--- Start ---

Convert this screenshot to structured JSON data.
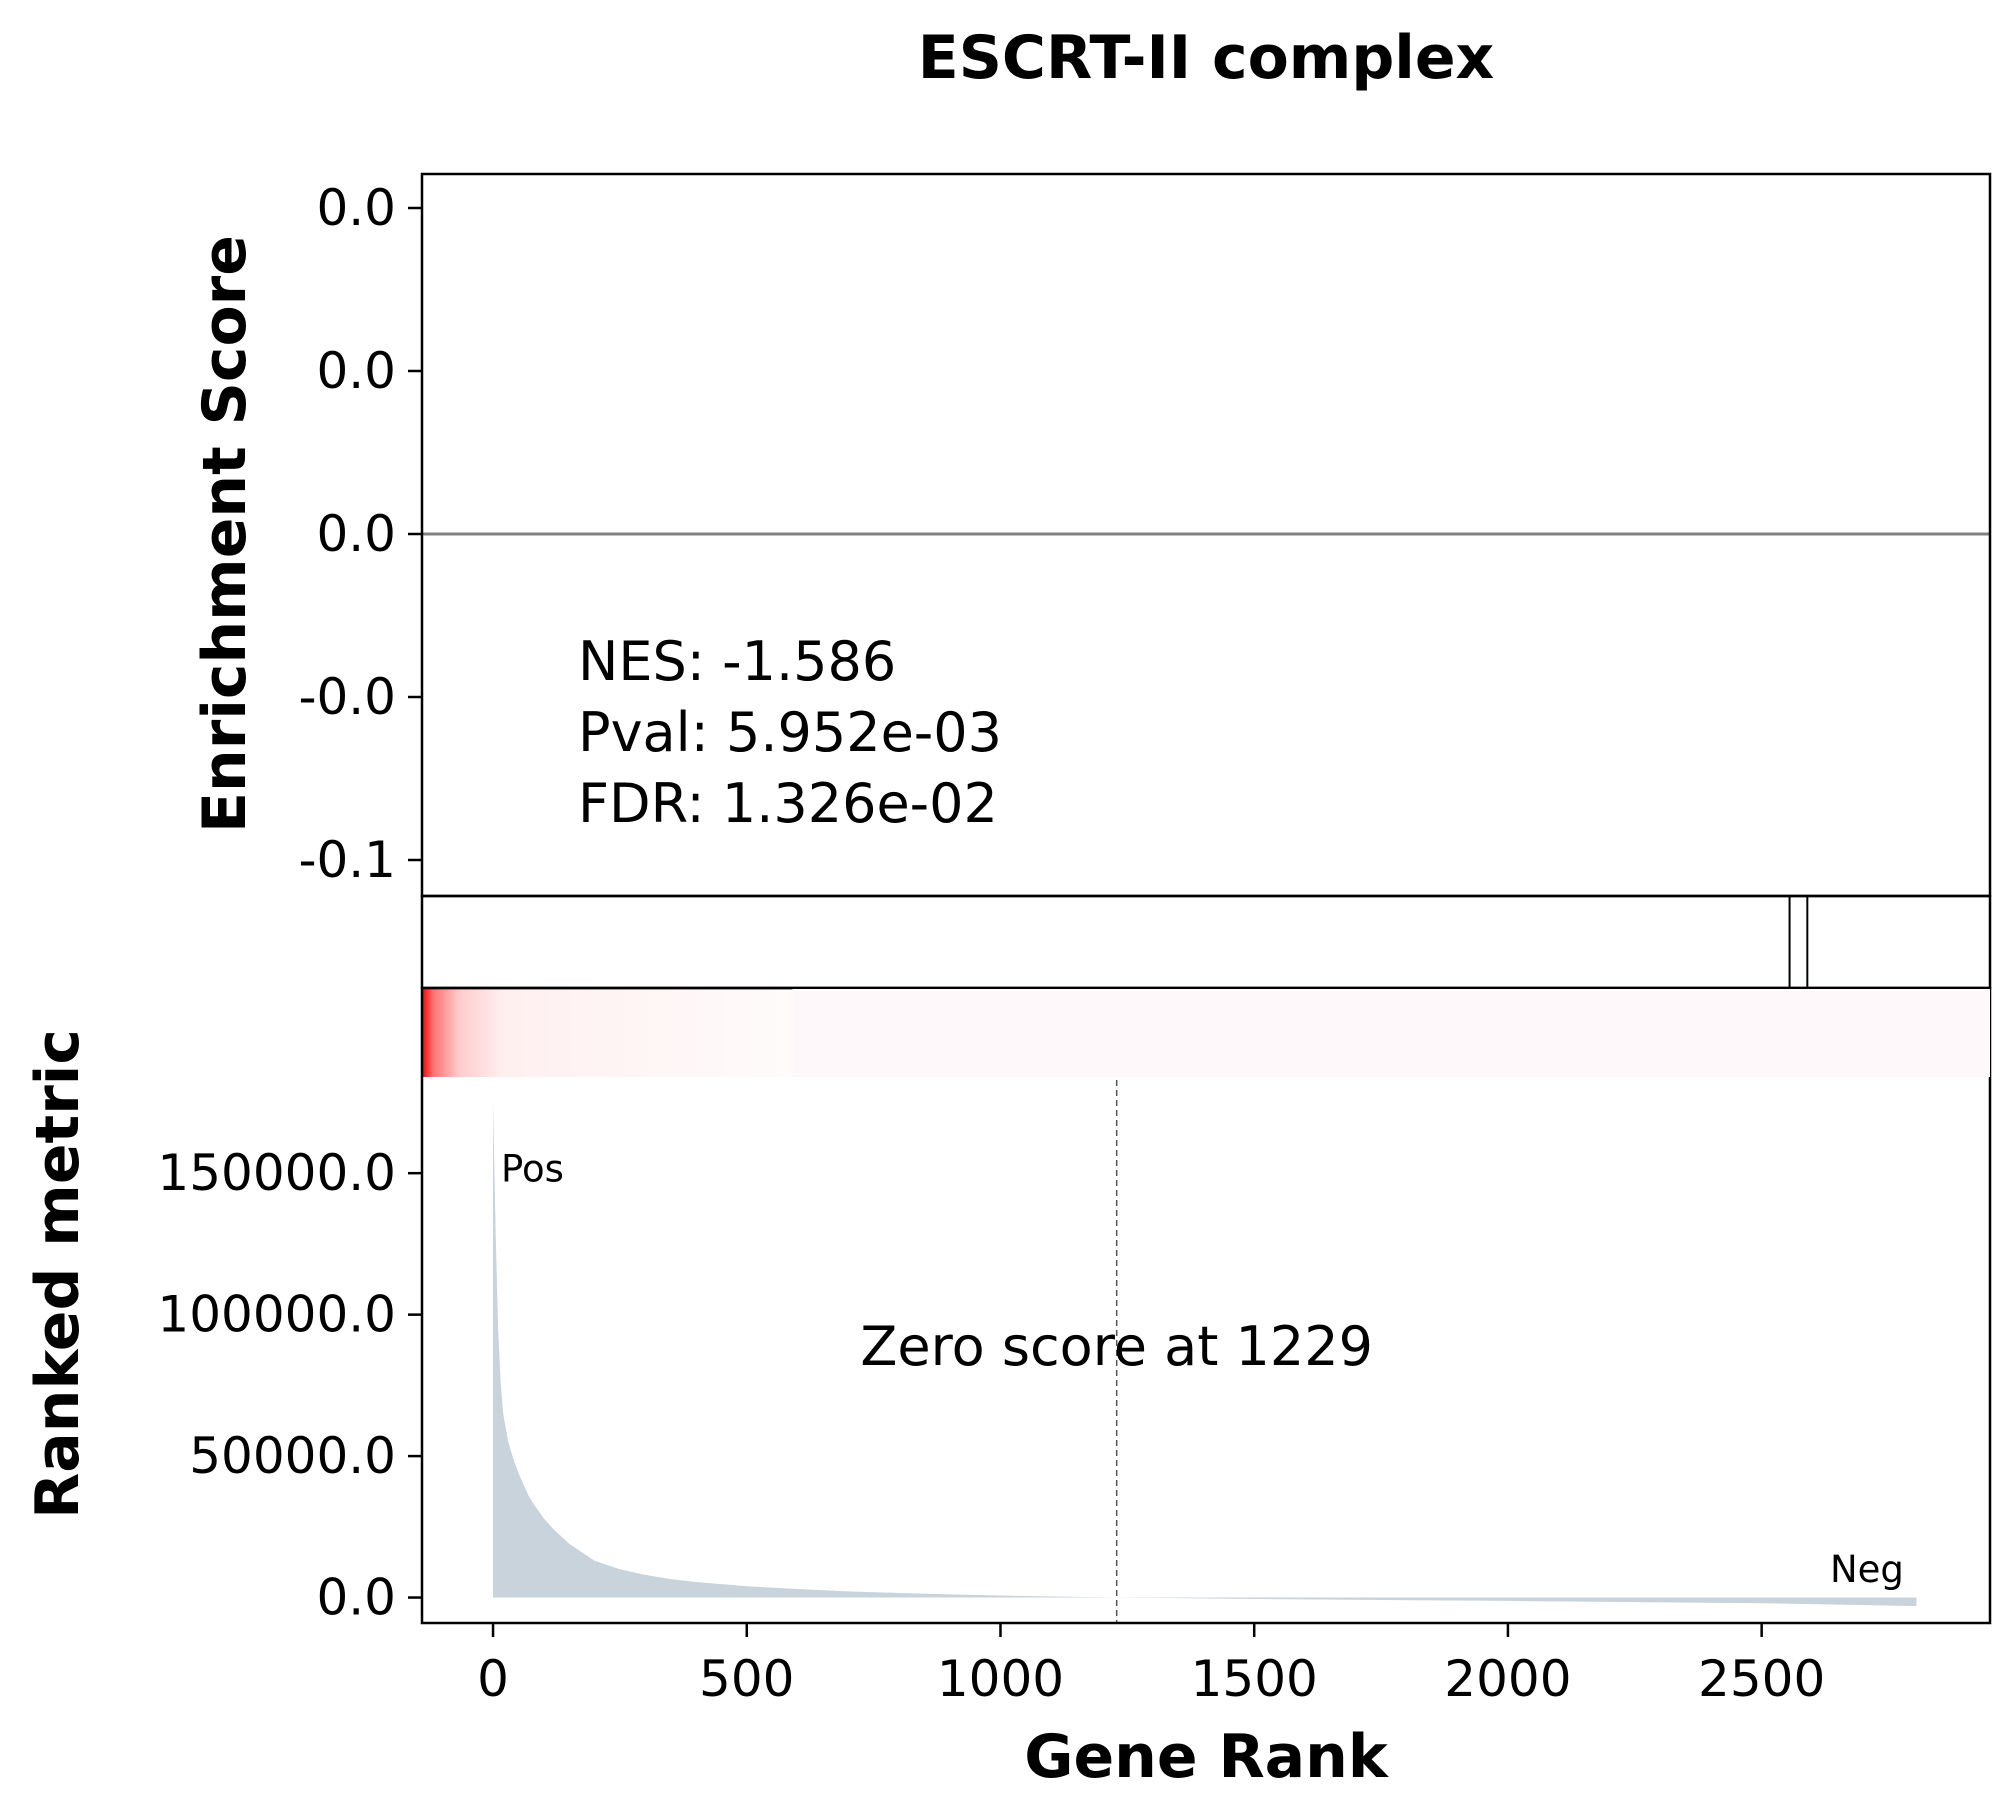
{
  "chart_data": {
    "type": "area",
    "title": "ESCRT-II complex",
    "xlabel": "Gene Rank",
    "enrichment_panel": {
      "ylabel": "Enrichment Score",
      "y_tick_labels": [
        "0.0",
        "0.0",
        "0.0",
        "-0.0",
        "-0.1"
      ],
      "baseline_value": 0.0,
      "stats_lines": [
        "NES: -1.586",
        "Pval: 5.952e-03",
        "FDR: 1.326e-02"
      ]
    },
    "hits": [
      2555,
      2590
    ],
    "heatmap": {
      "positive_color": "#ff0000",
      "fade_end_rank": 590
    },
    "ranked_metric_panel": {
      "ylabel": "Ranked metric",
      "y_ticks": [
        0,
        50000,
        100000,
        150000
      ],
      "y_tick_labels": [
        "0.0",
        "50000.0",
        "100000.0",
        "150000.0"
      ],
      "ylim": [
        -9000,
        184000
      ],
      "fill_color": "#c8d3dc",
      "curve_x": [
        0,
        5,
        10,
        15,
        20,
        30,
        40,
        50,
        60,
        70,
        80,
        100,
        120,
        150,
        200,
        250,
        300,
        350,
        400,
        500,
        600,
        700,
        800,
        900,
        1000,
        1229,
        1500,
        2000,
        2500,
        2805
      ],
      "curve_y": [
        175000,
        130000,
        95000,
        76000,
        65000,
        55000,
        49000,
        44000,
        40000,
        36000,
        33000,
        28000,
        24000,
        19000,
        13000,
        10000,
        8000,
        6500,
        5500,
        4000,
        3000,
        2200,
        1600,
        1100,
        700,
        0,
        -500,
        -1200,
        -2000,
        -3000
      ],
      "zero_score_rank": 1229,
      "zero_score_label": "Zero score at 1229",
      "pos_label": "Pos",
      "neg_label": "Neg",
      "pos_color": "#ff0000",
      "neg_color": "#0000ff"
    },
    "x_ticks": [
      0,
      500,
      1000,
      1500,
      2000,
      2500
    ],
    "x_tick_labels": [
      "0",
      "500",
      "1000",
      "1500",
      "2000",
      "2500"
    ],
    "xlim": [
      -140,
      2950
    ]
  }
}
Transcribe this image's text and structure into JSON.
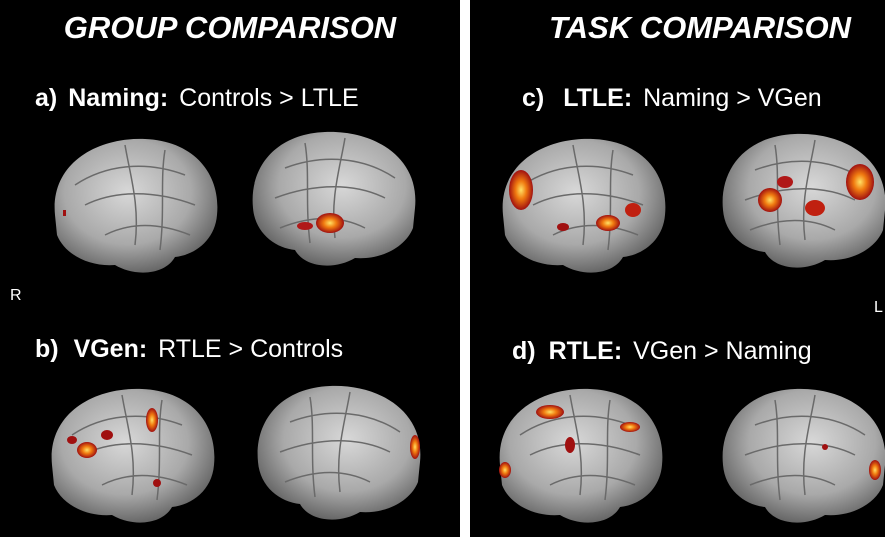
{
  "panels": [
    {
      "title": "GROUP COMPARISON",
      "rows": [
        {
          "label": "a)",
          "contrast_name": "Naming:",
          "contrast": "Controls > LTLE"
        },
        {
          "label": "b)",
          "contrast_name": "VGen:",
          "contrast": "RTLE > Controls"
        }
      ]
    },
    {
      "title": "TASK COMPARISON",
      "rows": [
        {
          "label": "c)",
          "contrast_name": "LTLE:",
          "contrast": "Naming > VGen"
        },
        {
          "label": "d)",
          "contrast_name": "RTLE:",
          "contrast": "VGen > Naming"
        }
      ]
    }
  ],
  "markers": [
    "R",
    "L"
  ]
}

--- End ---

YOUR INSTRUCTIONS: Your task is an exact transcription of all the data, minus the pictures.

EXERCISE OUTPUT:
Convert this screenshot to structured JSON data.
{
  "chart_data": {
    "type": "area",
    "title": "ESCRT-II complex",
    "xlabel": "Gene Rank",
    "enrichment_panel": {
      "ylabel": "Enrichment Score",
      "y_tick_labels": [
        "0.0",
        "0.0",
        "0.0",
        "-0.0",
        "-0.1"
      ],
      "baseline_value": 0.0,
      "stats_lines": [
        "NES: -1.586",
        "Pval: 5.952e-03",
        "FDR: 1.326e-02"
      ]
    },
    "hits": [
      2555,
      2590
    ],
    "heatmap": {
      "positive_color": "#ff0000",
      "fade_end_rank": 590
    },
    "ranked_metric_panel": {
      "ylabel": "Ranked metric",
      "y_ticks": [
        0,
        50000,
        100000,
        150000
      ],
      "y_tick_labels": [
        "0.0",
        "50000.0",
        "100000.0",
        "150000.0"
      ],
      "ylim": [
        -9000,
        184000
      ],
      "fill_color": "#c8d3dc",
      "curve_x": [
        0,
        5,
        10,
        15,
        20,
        30,
        40,
        50,
        60,
        70,
        80,
        100,
        120,
        150,
        200,
        250,
        300,
        350,
        400,
        500,
        600,
        700,
        800,
        900,
        1000,
        1229,
        1500,
        2000,
        2500,
        2805
      ],
      "curve_y": [
        175000,
        130000,
        95000,
        76000,
        65000,
        55000,
        49000,
        44000,
        40000,
        36000,
        33000,
        28000,
        24000,
        19000,
        13000,
        10000,
        8000,
        6500,
        5500,
        4000,
        3000,
        2200,
        1600,
        1100,
        700,
        0,
        -500,
        -1200,
        -2000,
        -3000
      ],
      "zero_score_rank": 1229,
      "zero_score_label": "Zero score at 1229",
      "pos_label": "Pos",
      "neg_label": "Neg",
      "pos_color": "#ff0000",
      "neg_color": "#0000ff"
    },
    "x_ticks": [
      0,
      500,
      1000,
      1500,
      2000,
      2500
    ],
    "x_tick_labels": [
      "0",
      "500",
      "1000",
      "1500",
      "2000",
      "2500"
    ],
    "xlim": [
      -140,
      2950
    ]
  }
}
Transcribe this image's text and structure into JSON.
{
  "panels": [
    {
      "title": "GROUP COMPARISON",
      "rows": [
        {
          "label": "a)",
          "contrast_name": "Naming:",
          "contrast": "Controls > LTLE"
        },
        {
          "label": "b)",
          "contrast_name": "VGen:",
          "contrast": "RTLE > Controls"
        }
      ]
    },
    {
      "title": "TASK COMPARISON",
      "rows": [
        {
          "label": "c)",
          "contrast_name": "LTLE:",
          "contrast": "Naming > VGen"
        },
        {
          "label": "d)",
          "contrast_name": "RTLE:",
          "contrast": "VGen > Naming"
        }
      ]
    }
  ],
  "markers": [
    "R",
    "L"
  ]
}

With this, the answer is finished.